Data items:
------------------------------------------------------------------------
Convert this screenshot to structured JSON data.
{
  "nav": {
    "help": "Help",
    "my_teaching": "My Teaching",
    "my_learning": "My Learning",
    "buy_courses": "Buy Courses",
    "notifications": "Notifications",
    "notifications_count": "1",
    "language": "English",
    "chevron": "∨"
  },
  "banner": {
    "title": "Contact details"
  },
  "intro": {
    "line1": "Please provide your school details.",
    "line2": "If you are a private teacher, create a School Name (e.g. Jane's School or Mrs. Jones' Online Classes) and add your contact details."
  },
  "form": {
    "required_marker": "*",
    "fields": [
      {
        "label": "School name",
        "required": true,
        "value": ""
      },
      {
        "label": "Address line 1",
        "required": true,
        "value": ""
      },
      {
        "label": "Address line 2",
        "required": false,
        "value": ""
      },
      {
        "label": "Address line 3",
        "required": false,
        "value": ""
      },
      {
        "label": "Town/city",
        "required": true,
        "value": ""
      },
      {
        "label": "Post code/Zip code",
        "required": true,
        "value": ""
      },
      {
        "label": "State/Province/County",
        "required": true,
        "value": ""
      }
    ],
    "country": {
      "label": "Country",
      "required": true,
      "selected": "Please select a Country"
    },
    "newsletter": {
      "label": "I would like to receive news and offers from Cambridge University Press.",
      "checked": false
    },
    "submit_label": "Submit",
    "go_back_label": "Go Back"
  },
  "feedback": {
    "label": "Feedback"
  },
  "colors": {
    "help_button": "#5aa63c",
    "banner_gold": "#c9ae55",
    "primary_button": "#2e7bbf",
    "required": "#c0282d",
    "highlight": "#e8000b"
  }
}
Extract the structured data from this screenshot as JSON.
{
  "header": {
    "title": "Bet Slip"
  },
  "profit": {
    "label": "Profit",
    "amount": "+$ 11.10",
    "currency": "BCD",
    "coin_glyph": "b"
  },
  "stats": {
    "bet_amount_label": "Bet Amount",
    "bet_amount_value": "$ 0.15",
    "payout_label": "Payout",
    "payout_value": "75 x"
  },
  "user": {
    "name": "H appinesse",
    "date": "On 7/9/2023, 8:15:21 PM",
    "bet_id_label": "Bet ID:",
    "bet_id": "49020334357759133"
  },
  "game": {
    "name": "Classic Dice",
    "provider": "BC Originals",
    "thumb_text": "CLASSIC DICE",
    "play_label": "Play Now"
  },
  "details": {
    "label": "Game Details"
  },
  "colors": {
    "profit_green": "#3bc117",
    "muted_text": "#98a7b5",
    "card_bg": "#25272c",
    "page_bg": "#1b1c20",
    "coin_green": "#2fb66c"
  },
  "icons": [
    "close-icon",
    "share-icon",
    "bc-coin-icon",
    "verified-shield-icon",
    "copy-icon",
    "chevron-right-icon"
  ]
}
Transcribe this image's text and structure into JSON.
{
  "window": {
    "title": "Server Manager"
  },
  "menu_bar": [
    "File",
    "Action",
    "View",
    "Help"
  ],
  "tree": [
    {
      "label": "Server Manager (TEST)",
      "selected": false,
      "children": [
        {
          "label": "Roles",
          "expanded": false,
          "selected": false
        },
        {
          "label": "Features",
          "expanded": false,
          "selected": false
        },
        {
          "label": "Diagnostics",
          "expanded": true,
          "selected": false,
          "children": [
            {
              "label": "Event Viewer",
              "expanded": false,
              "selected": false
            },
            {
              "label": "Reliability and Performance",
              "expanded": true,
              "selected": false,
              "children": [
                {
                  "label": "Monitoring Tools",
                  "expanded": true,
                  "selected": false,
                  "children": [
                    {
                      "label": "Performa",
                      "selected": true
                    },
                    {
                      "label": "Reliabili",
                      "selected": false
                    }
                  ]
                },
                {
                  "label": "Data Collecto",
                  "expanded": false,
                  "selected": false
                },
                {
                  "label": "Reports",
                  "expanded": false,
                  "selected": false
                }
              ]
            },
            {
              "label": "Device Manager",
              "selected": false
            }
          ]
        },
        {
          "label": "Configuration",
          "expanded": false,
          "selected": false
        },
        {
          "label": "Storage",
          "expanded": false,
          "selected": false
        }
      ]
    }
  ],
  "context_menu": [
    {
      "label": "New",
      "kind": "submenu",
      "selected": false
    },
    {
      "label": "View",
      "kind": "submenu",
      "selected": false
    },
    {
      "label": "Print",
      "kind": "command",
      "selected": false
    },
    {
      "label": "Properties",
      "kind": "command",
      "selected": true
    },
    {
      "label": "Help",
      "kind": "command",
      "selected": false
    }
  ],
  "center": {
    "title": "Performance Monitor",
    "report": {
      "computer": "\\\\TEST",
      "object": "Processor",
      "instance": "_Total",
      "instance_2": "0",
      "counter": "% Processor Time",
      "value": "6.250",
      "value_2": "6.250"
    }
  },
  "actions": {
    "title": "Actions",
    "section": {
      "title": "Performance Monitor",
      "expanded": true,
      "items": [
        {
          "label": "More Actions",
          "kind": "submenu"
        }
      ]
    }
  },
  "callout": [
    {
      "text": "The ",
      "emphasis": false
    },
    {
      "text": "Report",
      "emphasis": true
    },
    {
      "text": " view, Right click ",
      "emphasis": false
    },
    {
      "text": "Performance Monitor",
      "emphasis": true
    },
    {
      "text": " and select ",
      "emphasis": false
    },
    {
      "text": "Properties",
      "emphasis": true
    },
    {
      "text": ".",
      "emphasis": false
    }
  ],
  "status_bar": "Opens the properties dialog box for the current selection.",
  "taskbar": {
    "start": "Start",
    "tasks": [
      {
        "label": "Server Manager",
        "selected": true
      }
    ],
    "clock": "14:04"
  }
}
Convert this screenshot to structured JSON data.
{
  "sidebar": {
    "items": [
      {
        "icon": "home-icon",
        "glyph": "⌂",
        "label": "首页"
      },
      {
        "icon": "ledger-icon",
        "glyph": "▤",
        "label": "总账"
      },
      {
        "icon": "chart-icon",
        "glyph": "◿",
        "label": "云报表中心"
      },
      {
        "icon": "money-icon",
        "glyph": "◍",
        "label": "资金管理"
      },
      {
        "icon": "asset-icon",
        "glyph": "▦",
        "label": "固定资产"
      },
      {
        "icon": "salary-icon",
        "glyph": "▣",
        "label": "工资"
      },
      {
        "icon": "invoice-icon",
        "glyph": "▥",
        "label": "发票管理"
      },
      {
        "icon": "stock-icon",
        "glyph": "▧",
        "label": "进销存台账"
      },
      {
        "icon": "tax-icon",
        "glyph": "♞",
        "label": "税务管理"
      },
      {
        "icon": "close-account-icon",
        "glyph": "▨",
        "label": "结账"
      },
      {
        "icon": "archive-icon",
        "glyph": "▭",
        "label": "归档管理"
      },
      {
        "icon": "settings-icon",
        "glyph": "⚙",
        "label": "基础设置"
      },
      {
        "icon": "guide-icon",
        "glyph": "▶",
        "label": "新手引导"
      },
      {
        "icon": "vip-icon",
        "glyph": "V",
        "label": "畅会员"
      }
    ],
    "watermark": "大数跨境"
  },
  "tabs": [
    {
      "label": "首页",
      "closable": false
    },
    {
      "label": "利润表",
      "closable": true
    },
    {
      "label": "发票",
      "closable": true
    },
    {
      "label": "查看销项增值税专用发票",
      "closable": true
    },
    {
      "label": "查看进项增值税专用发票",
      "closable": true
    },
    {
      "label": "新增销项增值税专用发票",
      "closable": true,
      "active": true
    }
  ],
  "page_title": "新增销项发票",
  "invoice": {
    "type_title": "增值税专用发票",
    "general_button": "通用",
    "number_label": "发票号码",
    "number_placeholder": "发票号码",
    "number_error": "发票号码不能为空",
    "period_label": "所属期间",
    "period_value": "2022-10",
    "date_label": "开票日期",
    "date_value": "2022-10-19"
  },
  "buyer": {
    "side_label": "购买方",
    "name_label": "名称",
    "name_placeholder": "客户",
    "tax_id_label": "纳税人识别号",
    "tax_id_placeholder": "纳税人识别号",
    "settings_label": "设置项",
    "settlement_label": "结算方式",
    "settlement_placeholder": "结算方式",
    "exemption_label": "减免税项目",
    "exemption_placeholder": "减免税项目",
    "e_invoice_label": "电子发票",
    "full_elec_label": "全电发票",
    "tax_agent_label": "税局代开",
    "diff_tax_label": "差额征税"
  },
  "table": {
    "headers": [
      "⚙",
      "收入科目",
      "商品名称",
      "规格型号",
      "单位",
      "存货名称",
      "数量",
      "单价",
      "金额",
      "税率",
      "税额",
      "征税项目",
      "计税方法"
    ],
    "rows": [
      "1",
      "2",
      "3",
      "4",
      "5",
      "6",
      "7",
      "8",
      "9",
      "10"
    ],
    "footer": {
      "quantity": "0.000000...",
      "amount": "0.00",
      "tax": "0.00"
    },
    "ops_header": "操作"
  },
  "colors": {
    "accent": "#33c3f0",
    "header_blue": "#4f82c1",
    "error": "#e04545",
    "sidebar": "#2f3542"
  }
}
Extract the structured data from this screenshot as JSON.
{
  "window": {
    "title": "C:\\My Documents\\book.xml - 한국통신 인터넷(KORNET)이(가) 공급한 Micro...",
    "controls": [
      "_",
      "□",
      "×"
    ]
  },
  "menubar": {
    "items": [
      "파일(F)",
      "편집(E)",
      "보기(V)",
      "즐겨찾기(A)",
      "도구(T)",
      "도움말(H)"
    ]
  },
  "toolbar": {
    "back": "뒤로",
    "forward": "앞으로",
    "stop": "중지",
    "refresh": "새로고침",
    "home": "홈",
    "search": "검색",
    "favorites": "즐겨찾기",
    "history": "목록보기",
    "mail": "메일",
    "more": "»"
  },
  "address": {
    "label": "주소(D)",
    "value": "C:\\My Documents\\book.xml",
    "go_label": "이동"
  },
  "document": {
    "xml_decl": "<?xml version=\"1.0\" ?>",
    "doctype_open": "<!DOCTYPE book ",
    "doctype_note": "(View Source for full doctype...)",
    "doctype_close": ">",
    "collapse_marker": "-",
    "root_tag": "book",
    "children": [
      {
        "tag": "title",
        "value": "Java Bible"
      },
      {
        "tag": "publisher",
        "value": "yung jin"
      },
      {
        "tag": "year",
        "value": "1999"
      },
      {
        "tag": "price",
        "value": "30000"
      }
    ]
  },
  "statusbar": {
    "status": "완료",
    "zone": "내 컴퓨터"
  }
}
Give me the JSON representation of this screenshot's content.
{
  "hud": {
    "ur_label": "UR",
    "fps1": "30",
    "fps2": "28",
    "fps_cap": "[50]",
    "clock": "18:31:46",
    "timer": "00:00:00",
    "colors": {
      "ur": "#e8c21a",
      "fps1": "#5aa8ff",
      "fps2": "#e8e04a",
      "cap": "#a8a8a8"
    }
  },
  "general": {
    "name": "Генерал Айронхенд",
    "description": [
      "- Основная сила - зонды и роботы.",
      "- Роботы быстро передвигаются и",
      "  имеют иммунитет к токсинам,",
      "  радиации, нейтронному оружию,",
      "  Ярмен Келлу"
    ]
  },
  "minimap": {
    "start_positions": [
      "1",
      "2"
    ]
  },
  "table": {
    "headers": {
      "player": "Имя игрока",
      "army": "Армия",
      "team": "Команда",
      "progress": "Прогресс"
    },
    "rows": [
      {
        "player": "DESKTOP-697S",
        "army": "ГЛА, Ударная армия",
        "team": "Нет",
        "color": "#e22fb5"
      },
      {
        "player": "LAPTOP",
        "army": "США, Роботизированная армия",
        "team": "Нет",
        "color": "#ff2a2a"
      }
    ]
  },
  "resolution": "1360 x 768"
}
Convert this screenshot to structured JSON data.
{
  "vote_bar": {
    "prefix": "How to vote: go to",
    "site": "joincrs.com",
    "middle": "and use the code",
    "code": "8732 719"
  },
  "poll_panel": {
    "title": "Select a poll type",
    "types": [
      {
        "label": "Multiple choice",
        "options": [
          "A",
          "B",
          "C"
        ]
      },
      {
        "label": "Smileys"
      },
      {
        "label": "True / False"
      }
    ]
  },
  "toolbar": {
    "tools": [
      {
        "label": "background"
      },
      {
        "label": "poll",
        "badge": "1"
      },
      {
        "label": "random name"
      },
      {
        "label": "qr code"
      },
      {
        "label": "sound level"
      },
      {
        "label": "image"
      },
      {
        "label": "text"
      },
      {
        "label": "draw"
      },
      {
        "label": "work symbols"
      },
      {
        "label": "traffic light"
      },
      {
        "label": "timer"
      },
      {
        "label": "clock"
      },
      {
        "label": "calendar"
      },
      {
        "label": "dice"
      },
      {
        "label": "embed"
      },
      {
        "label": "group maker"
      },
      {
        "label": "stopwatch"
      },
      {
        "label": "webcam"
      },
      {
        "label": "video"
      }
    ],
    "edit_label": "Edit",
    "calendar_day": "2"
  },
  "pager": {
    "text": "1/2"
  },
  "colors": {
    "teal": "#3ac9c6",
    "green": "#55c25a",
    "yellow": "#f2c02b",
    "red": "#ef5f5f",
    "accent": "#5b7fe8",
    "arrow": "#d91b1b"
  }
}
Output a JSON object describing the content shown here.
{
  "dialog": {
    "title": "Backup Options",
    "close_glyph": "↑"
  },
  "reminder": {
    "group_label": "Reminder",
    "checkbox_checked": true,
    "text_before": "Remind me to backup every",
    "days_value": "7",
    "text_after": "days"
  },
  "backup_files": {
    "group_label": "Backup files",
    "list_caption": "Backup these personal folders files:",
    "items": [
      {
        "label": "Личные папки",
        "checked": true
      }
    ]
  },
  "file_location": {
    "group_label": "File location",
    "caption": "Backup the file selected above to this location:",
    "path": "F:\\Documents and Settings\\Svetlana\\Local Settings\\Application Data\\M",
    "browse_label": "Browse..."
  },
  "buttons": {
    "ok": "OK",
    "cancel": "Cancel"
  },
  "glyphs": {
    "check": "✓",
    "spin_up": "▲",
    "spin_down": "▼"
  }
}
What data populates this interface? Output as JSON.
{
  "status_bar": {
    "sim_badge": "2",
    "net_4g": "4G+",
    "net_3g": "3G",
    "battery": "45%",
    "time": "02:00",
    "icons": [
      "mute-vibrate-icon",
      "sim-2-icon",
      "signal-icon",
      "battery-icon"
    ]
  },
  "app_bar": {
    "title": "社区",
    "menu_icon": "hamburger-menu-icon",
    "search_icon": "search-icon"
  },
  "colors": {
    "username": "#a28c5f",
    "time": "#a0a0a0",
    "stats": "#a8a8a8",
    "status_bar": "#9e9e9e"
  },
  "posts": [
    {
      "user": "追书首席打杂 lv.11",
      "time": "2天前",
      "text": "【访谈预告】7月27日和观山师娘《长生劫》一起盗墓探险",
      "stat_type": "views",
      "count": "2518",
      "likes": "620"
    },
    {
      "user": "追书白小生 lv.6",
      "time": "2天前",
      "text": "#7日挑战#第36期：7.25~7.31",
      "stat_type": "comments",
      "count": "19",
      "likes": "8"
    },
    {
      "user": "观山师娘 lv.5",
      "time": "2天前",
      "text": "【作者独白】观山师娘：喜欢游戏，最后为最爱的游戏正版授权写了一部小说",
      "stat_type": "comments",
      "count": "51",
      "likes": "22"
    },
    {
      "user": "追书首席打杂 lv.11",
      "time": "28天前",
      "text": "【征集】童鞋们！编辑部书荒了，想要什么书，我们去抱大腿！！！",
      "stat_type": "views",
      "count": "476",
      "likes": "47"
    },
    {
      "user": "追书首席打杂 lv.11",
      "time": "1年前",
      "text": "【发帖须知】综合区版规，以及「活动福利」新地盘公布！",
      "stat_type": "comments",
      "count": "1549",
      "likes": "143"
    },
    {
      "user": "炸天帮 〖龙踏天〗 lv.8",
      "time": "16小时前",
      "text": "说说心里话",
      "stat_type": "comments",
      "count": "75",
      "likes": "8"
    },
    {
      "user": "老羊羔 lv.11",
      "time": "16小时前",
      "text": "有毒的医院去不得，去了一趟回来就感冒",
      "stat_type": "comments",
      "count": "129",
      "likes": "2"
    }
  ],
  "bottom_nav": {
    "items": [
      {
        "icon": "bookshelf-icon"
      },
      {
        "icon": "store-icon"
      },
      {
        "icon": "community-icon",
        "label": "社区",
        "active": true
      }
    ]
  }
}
------------------------------------------------------------------------
> _Aim_:
For this exercise, please retype exactly the lines in the listing from the line with "What data populates" through its last line, both ends included.

> _Completed exercise_:
What data populates this interface? Output as JSON.
{
  "status_bar": {
    "sim_badge": "2",
    "net_4g": "4G+",
    "net_3g": "3G",
    "battery": "45%",
    "time": "02:00",
    "icons": [
      "mute-vibrate-icon",
      "sim-2-icon",
      "signal-icon",
      "battery-icon"
    ]
  },
  "app_bar": {
    "title": "社区",
    "menu_icon": "hamburger-menu-icon",
    "search_icon": "search-icon"
  },
  "colors": {
    "username": "#a28c5f",
    "time": "#a0a0a0",
    "stats": "#a8a8a8",
    "status_bar": "#9e9e9e"
  },
  "posts": [
    {
      "user": "追书首席打杂 lv.11",
      "time": "2天前",
      "text": "【访谈预告】7月27日和观山师娘《长生劫》一起盗墓探险",
      "stat_type": "views",
      "count": "2518",
      "likes": "620"
    },
    {
      "user": "追书白小生 lv.6",
      "time": "2天前",
      "text": "#7日挑战#第36期：7.25~7.31",
      "stat_type": "comments",
      "count": "19",
      "likes": "8"
    },
    {
      "user": "观山师娘 lv.5",
      "time": "2天前",
      "text": "【作者独白】观山师娘：喜欢游戏，最后为最爱的游戏正版授权写了一部小说",
      "stat_type": "comments",
      "count": "51",
      "likes": "22"
    },
    {
      "user": "追书首席打杂 lv.11",
      "time": "28天前",
      "text": "【征集】童鞋们！编辑部书荒了，想要什么书，我们去抱大腿！！！",
      "stat_type": "views",
      "count": "476",
      "likes": "47"
    },
    {
      "user": "追书首席打杂 lv.11",
      "time": "1年前",
      "text": "【发帖须知】综合区版规，以及「活动福利」新地盘公布！",
      "stat_type": "comments",
      "count": "1549",
      "likes": "143"
    },
    {
      "user": "炸天帮 〖龙踏天〗 lv.8",
      "time": "16小时前",
      "text": "说说心里话",
      "stat_type": "comments",
      "count": "75",
      "likes": "8"
    },
    {
      "user": "老羊羔 lv.11",
      "time": "16小时前",
      "text": "有毒的医院去不得，去了一趟回来就感冒",
      "stat_type": "comments",
      "count": "129",
      "likes": "2"
    }
  ],
  "bottom_nav": {
    "items": [
      {
        "icon": "bookshelf-icon"
      },
      {
        "icon": "store-icon"
      },
      {
        "icon": "community-icon",
        "label": "社区",
        "active": true
      }
    ]
  }
}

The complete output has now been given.